[Items listed in a dataset]
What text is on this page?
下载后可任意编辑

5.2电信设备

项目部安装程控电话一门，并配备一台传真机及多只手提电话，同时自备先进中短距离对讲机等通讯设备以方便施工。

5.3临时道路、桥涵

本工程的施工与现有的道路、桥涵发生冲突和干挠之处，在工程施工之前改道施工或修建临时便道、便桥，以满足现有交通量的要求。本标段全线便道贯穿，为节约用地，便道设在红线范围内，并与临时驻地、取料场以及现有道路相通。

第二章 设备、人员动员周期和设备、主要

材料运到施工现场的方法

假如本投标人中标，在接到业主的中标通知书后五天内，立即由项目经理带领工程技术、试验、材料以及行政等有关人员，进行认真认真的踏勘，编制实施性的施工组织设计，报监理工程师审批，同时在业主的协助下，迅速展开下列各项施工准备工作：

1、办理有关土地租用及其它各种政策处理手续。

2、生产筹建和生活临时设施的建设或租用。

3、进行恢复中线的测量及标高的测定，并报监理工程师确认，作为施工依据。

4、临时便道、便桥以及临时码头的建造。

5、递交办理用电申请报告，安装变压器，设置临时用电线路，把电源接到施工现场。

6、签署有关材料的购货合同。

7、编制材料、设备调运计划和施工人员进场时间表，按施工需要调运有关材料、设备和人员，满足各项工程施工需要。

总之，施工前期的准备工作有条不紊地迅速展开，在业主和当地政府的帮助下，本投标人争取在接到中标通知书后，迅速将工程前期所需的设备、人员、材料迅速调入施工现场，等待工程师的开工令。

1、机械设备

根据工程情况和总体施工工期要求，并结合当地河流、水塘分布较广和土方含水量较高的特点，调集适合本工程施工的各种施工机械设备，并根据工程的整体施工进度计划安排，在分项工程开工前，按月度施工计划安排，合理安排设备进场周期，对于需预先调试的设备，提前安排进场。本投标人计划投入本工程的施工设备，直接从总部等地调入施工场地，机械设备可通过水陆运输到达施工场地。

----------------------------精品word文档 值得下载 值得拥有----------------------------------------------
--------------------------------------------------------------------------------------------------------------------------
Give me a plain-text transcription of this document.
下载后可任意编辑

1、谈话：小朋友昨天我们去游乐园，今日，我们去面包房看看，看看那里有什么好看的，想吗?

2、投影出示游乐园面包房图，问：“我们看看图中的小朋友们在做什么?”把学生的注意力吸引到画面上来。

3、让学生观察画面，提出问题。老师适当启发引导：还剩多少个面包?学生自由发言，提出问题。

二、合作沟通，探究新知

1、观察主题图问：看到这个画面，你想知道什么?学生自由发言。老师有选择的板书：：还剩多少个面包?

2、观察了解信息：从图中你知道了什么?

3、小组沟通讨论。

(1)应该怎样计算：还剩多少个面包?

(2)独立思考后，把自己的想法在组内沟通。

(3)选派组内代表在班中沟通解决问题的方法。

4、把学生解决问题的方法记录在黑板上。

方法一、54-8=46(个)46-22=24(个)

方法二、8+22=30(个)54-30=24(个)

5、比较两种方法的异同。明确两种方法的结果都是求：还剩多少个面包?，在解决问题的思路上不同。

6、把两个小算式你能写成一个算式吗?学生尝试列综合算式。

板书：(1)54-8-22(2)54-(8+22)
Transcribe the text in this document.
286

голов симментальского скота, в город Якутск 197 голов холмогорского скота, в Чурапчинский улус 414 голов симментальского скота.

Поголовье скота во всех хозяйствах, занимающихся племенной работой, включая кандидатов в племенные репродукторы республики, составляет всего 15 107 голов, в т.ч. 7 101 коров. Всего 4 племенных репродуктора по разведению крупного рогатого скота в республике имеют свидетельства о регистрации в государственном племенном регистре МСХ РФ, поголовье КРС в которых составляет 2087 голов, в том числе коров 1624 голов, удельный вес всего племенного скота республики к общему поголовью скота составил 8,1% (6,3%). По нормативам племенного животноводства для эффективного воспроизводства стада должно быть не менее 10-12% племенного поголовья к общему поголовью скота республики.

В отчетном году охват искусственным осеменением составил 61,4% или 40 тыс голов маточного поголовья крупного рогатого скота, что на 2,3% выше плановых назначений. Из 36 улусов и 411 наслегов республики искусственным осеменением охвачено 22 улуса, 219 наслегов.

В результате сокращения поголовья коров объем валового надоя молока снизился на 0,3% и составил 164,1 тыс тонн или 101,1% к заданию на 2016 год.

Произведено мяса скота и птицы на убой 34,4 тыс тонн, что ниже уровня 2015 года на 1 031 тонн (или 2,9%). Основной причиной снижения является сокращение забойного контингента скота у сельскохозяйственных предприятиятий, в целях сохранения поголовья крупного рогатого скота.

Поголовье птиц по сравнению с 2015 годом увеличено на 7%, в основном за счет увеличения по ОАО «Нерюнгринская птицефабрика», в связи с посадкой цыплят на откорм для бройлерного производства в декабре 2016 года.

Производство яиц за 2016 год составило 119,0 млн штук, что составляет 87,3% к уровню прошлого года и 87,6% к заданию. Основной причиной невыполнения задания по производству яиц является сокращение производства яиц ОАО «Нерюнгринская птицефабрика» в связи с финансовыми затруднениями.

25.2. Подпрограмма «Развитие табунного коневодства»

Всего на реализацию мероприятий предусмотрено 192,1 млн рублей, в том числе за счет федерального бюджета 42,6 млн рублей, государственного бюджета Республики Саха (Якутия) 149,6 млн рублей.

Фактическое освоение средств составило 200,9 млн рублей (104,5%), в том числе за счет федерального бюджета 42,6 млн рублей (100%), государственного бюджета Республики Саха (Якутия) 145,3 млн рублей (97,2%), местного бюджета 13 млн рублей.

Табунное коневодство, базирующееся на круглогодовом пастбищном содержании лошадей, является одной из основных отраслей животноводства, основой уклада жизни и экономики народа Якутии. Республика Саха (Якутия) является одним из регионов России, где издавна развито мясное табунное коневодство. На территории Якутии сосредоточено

Written task: Reproduce each line verbatim.

Answer to the problem:
What text is on this page?
下载后可任意编辑

5.2电信设备

项目部安装程控电话一门，并配备一台传真机及多只手提电话，同时自备先进中短距离对讲机等通讯设备以方便施工。

5.3临时道路、桥涵

本工程的施工与现有的道路、桥涵发生冲突和干挠之处，在工程施工之前改道施工或修建临时便道、便桥，以满足现有交通量的要求。本标段全线便道贯穿，为节约用地，便道设在红线范围内，并与临时驻地、取料场以及现有道路相通。

第二章 设备、人员动员周期和设备、主要

材料运到施工现场的方法

假如本投标人中标，在接到业主的中标通知书后五天内，立即由项目经理带领工程技术、试验、材料以及行政等有关人员，进行认真认真的踏勘，编制实施性的施工组织设计，报监理工程师审批，同时在业主的协助下，迅速展开下列各项施工准备工作：

1、办理有关土地租用及其它各种政策处理手续。

2、生产筹建和生活临时设施的建设或租用。

3、进行恢复中线的测量及标高的测定，并报监理工程师确认，作为施工依据。

4、临时便道、便桥以及临时码头的建造。

5、递交办理用电申请报告，安装变压器，设置临时用电线路，把电源接到施工现场。

6、签署有关材料的购货合同。

7、编制材料、设备调运计划和施工人员进场时间表，按施工需要调运有关材料、设备和人员，满足各项工程施工需要。

总之，施工前期的准备工作有条不紊地迅速展开，在业主和当地政府的帮助下，本投标人争取在接到中标通知书后，迅速将工程前期所需的设备、人员、材料迅速调入施工现场，等待工程师的开工令。

1、机械设备

根据工程情况和总体施工工期要求，并结合当地河流、水塘分布较广和土方含水量较高的特点，调集适合本工程施工的各种施工机械设备，并根据工程的整体施工进度计划安排，在分项工程开工前，按月度施工计划安排，合理安排设备进场周期，对于需预先调试的设备，提前安排进场。本投标人计划投入本工程的施工设备，直接从总部等地调入施工场地，机械设备可通过水陆运输到达施工场地。

----------------------------精品word文档 值得下载 值得拥有----------------------------------------------
--------------------------------------------------------------------------------------------------------------------------
Give me a plain-text transcription of this document.
下载后可任意编辑

1、谈话：小朋友昨天我们去游乐园，今日，我们去面包房看看，看看那里有什么好看的，想吗?

2、投影出示游乐园面包房图，问：“我们看看图中的小朋友们在做什么?”把学生的注意力吸引到画面上来。

3、让学生观察画面，提出问题。老师适当启发引导：还剩多少个面包?学生自由发言，提出问题。

二、合作沟通，探究新知

1、观察主题图问：看到这个画面，你想知道什么?学生自由发言。老师有选择的板书：：还剩多少个面包?

2、观察了解信息：从图中你知道了什么?

3、小组沟通讨论。

(1)应该怎样计算：还剩多少个面包?

(2)独立思考后，把自己的想法在组内沟通。

(3)选派组内代表在班中沟通解决问题的方法。

4、把学生解决问题的方法记录在黑板上。

方法一、54-8=46(个)46-22=24(个)

方法二、8+22=30(个)54-30=24(个)

5、比较两种方法的异同。明确两种方法的结果都是求：还剩多少个面包?，在解决问题的思路上不同。

6、把两个小算式你能写成一个算式吗?学生尝试列综合算式。

板书：(1)54-8-22(2)54-(8+22)
Transcribe the text in this document.
286

голов симментальского скота, в город Якутск 197 голов холмогорского скота, в Чурапчинский улус 414 голов симментальского скота.

Поголовье скота во всех хозяйствах, занимающихся племенной работой, включая кандидатов в племенные репродукторы республики, составляет всего 15 107 голов, в т.ч. 7 101 коров. Всего 4 племенных репродуктора по разведению крупного рогатого скота в республике имеют свидетельства о регистрации в государственном племенном регистре МСХ РФ, поголовье КРС в которых составляет 2087 голов, в том числе коров 1624 голов, удельный вес всего племенного скота республики к общему поголовью скота составил 8,1% (6,3%). По нормативам племенного животноводства для эффективного воспроизводства стада должно быть не менее 10-12% племенного поголовья к общему поголовью скота республики.

В отчетном году охват искусственным осеменением составил 61,4% или 40 тыс голов маточного поголовья крупного рогатого скота, что на 2,3% выше плановых назначений. Из 36 улусов и 411 наслегов республики искусственным осеменением охвачено 22 улуса, 219 наслегов.

В результате сокращения поголовья коров объем валового надоя молока снизился на 0,3% и составил 164,1 тыс тонн или 101,1% к заданию на 2016 год.

Произведено мяса скота и птицы на убой 34,4 тыс тонн, что ниже уровня 2015 года на 1 031 тонн (или 2,9%). Основной причиной снижения является сокращение забойного контингента скота у сельскохозяйственных предприятиятий, в целях сохранения поголовья крупного рогатого скота.

Поголовье птиц по сравнению с 2015 годом увеличено на 7%, в основном за счет увеличения по ОАО «Нерюнгринская птицефабрика», в связи с посадкой цыплят на откорм для бройлерного производства в декабре 2016 года.

Производство яиц за 2016 год составило 119,0 млн штук, что составляет 87,3% к уровню прошлого года и 87,6% к заданию. Основной причиной невыполнения задания по производству яиц является сокращение производства яиц ОАО «Нерюнгринская птицефабрика» в связи с финансовыми затруднениями.

25.2. Подпрограмма «Развитие табунного коневодства»

Всего на реализацию мероприятий предусмотрено 192,1 млн рублей, в том числе за счет федерального бюджета 42,6 млн рублей, государственного бюджета Республики Саха (Якутия) 149,6 млн рублей.

Фактическое освоение средств составило 200,9 млн рублей (104,5%), в том числе за счет федерального бюджета 42,6 млн рублей (100%), государственного бюджета Республики Саха (Якутия) 145,3 млн рублей (97,2%), местного бюджета 13 млн рублей.

Табунное коневодство, базирующееся на круглогодовом пастбищном содержании лошадей, является одной из основных отраслей животноводства, основой уклада жизни и экономики народа Якутии. Республика Саха (Якутия) является одним из регионов России, где издавна развито мясное табунное коневодство. На территории Якутии сосредоточено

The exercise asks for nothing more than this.